* PROBLEM REQUIREMENTS
Below are some records; return each one exactly.

Collected data
* start *
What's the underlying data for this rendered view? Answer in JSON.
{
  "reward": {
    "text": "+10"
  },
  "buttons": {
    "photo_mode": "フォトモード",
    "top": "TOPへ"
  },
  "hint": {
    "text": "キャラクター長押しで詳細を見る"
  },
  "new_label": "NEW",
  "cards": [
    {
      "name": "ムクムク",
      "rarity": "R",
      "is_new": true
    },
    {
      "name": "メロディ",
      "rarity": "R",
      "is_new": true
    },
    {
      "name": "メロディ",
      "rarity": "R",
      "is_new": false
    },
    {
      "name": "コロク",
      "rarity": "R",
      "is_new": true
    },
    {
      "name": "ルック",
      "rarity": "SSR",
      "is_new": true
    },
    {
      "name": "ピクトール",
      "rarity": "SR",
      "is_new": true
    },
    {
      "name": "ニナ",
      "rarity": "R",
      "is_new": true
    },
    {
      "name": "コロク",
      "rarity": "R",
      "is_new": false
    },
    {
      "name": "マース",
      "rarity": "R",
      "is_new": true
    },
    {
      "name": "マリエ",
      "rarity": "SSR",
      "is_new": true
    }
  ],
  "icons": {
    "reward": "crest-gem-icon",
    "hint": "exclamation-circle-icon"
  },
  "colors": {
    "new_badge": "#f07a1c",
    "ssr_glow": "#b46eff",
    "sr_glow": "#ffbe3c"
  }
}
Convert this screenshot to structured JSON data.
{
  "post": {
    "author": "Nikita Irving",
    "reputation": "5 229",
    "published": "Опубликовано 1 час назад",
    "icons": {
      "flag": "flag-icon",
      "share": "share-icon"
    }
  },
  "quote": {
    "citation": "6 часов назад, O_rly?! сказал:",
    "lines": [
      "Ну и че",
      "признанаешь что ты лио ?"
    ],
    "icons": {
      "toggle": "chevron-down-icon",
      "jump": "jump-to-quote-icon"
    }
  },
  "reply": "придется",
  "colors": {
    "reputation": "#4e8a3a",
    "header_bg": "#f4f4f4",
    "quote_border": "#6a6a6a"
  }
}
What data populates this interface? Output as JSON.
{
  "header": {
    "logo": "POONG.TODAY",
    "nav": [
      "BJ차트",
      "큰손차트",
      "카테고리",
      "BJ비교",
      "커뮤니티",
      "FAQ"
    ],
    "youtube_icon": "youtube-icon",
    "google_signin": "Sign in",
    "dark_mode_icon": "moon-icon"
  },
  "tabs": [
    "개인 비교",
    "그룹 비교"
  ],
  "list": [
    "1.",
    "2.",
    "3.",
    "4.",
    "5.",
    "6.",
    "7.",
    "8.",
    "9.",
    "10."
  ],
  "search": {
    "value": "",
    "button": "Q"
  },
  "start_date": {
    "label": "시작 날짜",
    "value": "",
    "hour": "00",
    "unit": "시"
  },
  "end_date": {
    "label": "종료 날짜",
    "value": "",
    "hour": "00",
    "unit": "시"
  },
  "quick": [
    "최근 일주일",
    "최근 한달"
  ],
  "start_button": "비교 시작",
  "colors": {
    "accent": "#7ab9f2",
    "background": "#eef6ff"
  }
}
* end *
* OUTPUT FOR THIS TASK
What's the underlying data for this rendered view? Answer in JSON.
{
  "reward": {
    "text": "+10"
  },
  "buttons": {
    "photo_mode": "フォトモード",
    "top": "TOPへ"
  },
  "hint": {
    "text": "キャラクター長押しで詳細を見る"
  },
  "new_label": "NEW",
  "cards": [
    {
      "name": "ムクムク",
      "rarity": "R",
      "is_new": true
    },
    {
      "name": "メロディ",
      "rarity": "R",
      "is_new": true
    },
    {
      "name": "メロディ",
      "rarity": "R",
      "is_new": false
    },
    {
      "name": "コロク",
      "rarity": "R",
      "is_new": true
    },
    {
      "name": "ルック",
      "rarity": "SSR",
      "is_new": true
    },
    {
      "name": "ピクトール",
      "rarity": "SR",
      "is_new": true
    },
    {
      "name": "ニナ",
      "rarity": "R",
      "is_new": true
    },
    {
      "name": "コロク",
      "rarity": "R",
      "is_new": false
    },
    {
      "name": "マース",
      "rarity": "R",
      "is_new": true
    },
    {
      "name": "マリエ",
      "rarity": "SSR",
      "is_new": true
    }
  ],
  "icons": {
    "reward": "crest-gem-icon",
    "hint": "exclamation-circle-icon"
  },
  "colors": {
    "new_badge": "#f07a1c",
    "ssr_glow": "#b46eff",
    "sr_glow": "#ffbe3c"
  }
}
Convert this screenshot to structured JSON data.
{
  "post": {
    "author": "Nikita Irving",
    "reputation": "5 229",
    "published": "Опубликовано 1 час назад",
    "icons": {
      "flag": "flag-icon",
      "share": "share-icon"
    }
  },
  "quote": {
    "citation": "6 часов назад, O_rly?! сказал:",
    "lines": [
      "Ну и че",
      "признанаешь что ты лио ?"
    ],
    "icons": {
      "toggle": "chevron-down-icon",
      "jump": "jump-to-quote-icon"
    }
  },
  "reply": "придется",
  "colors": {
    "reputation": "#4e8a3a",
    "header_bg": "#f4f4f4",
    "quote_border": "#6a6a6a"
  }
}
What data populates this interface? Output as JSON.
{
  "header": {
    "logo": "POONG.TODAY",
    "nav": [
      "BJ차트",
      "큰손차트",
      "카테고리",
      "BJ비교",
      "커뮤니티",
      "FAQ"
    ],
    "youtube_icon": "youtube-icon",
    "google_signin": "Sign in",
    "dark_mode_icon": "moon-icon"
  },
  "tabs": [
    "개인 비교",
    "그룹 비교"
  ],
  "list": [
    "1.",
    "2.",
    "3.",
    "4.",
    "5.",
    "6.",
    "7.",
    "8.",
    "9.",
    "10."
  ],
  "search": {
    "value": "",
    "button": "Q"
  },
  "start_date": {
    "label": "시작 날짜",
    "value": "",
    "hour": "00",
    "unit": "시"
  },
  "end_date": {
    "label": "종료 날짜",
    "value": "",
    "hour": "00",
    "unit": "시"
  },
  "quick": [
    "최근 일주일",
    "최근 한달"
  ],
  "start_button": "비교 시작",
  "colors": {
    "accent": "#7ab9f2",
    "background": "#eef6ff"
  }
}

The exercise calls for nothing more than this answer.